**Written instruction:** Each record below should be output verbatim, without pictures.

......

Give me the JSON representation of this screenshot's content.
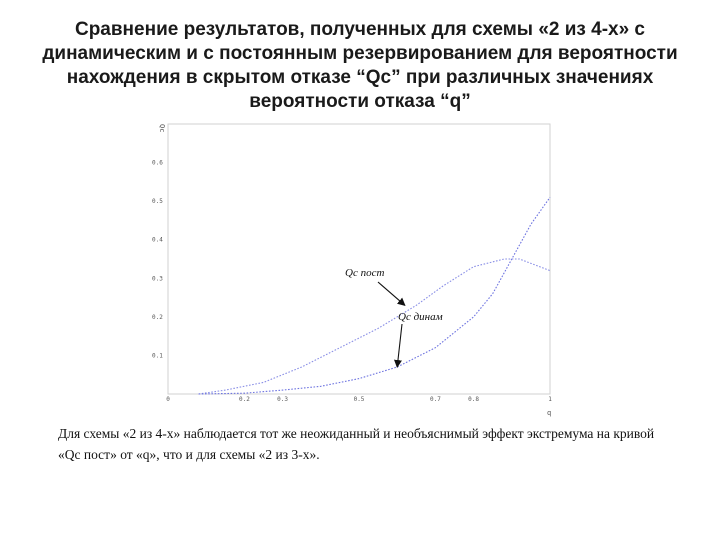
{
  "slide": {
    "title": "Сравнение результатов, полученных для схемы «2 из 4-х» с динамическим и с постоянным резервированием для вероятности нахождения в скрытом отказе “Qc” при различных значениях вероятности отказа “q”",
    "caption": "Для схемы «2 из 4-х» наблюдается тот же неожиданный и необъяснимый эффект экстремума на кривой «Qc пост» от «q», что и для схемы «2 из 3-х»."
  },
  "chart_data": {
    "type": "line",
    "title": "",
    "xlabel": "q",
    "ylabel": "Qc",
    "xlim": [
      0,
      1
    ],
    "ylim": [
      0,
      0.7
    ],
    "x_ticks": [
      {
        "value": 0,
        "label": "0"
      },
      {
        "value": 0.2,
        "label": "0.2"
      },
      {
        "value": 0.3,
        "label": "0.3"
      },
      {
        "value": 0.5,
        "label": "0.5"
      },
      {
        "value": 0.7,
        "label": "0.7"
      },
      {
        "value": 0.8,
        "label": "0.8"
      },
      {
        "value": 1,
        "label": "1"
      }
    ],
    "y_ticks": [
      {
        "value": 0.1,
        "label": "0.1"
      },
      {
        "value": 0.2,
        "label": "0.2"
      },
      {
        "value": 0.3,
        "label": "0.3"
      },
      {
        "value": 0.4,
        "label": "0.4"
      },
      {
        "value": 0.5,
        "label": "0.5"
      },
      {
        "value": 0.6,
        "label": "0.6"
      }
    ],
    "grid": false,
    "series": [
      {
        "name": "Qc пост",
        "color": "#8a8fe6",
        "x": [
          0.08,
          0.15,
          0.25,
          0.35,
          0.45,
          0.55,
          0.65,
          0.72,
          0.8,
          0.88,
          0.92,
          1.0
        ],
        "y": [
          0.0,
          0.01,
          0.03,
          0.07,
          0.12,
          0.17,
          0.23,
          0.28,
          0.33,
          0.35,
          0.35,
          0.32
        ]
      },
      {
        "name": "Qc динам",
        "color": "#6e74e0",
        "x": [
          0.08,
          0.2,
          0.3,
          0.4,
          0.5,
          0.6,
          0.7,
          0.8,
          0.85,
          0.9,
          0.95,
          1.0
        ],
        "y": [
          0.0,
          0.002,
          0.01,
          0.02,
          0.04,
          0.07,
          0.12,
          0.2,
          0.26,
          0.35,
          0.44,
          0.51
        ]
      }
    ],
    "annotations": [
      {
        "text": "Qc пост",
        "points_to_x": 0.62,
        "points_to_y": 0.23
      },
      {
        "text": "Qc динам",
        "points_to_x": 0.6,
        "points_to_y": 0.07
      }
    ]
  }
}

......

**Exercise output:**
Give me the JSON representation of this screenshot's content.
{
  "slide": {
    "title": "Сравнение результатов, полученных для схемы «2 из 4-х» с динамическим и с постоянным резервированием для вероятности нахождения в скрытом отказе “Qc” при различных значениях вероятности отказа “q”",
    "caption": "Для схемы «2 из 4-х» наблюдается тот же неожиданный и необъяснимый эффект экстремума на кривой «Qc пост» от «q», что и для схемы «2 из 3-х»."
  },
  "chart_data": {
    "type": "line",
    "title": "",
    "xlabel": "q",
    "ylabel": "Qc",
    "xlim": [
      0,
      1
    ],
    "ylim": [
      0,
      0.7
    ],
    "x_ticks": [
      {
        "value": 0,
        "label": "0"
      },
      {
        "value": 0.2,
        "label": "0.2"
      },
      {
        "value": 0.3,
        "label": "0.3"
      },
      {
        "value": 0.5,
        "label": "0.5"
      },
      {
        "value": 0.7,
        "label": "0.7"
      },
      {
        "value": 0.8,
        "label": "0.8"
      },
      {
        "value": 1,
        "label": "1"
      }
    ],
    "y_ticks": [
      {
        "value": 0.1,
        "label": "0.1"
      },
      {
        "value": 0.2,
        "label": "0.2"
      },
      {
        "value": 0.3,
        "label": "0.3"
      },
      {
        "value": 0.4,
        "label": "0.4"
      },
      {
        "value": 0.5,
        "label": "0.5"
      },
      {
        "value": 0.6,
        "label": "0.6"
      }
    ],
    "grid": false,
    "series": [
      {
        "name": "Qc пост",
        "color": "#8a8fe6",
        "x": [
          0.08,
          0.15,
          0.25,
          0.35,
          0.45,
          0.55,
          0.65,
          0.72,
          0.8,
          0.88,
          0.92,
          1.0
        ],
        "y": [
          0.0,
          0.01,
          0.03,
          0.07,
          0.12,
          0.17,
          0.23,
          0.28,
          0.33,
          0.35,
          0.35,
          0.32
        ]
      },
      {
        "name": "Qc динам",
        "color": "#6e74e0",
        "x": [
          0.08,
          0.2,
          0.3,
          0.4,
          0.5,
          0.6,
          0.7,
          0.8,
          0.85,
          0.9,
          0.95,
          1.0
        ],
        "y": [
          0.0,
          0.002,
          0.01,
          0.02,
          0.04,
          0.07,
          0.12,
          0.2,
          0.26,
          0.35,
          0.44,
          0.51
        ]
      }
    ],
    "annotations": [
      {
        "text": "Qc пост",
        "points_to_x": 0.62,
        "points_to_y": 0.23
      },
      {
        "text": "Qc динам",
        "points_to_x": 0.6,
        "points_to_y": 0.07
      }
    ]
  }
}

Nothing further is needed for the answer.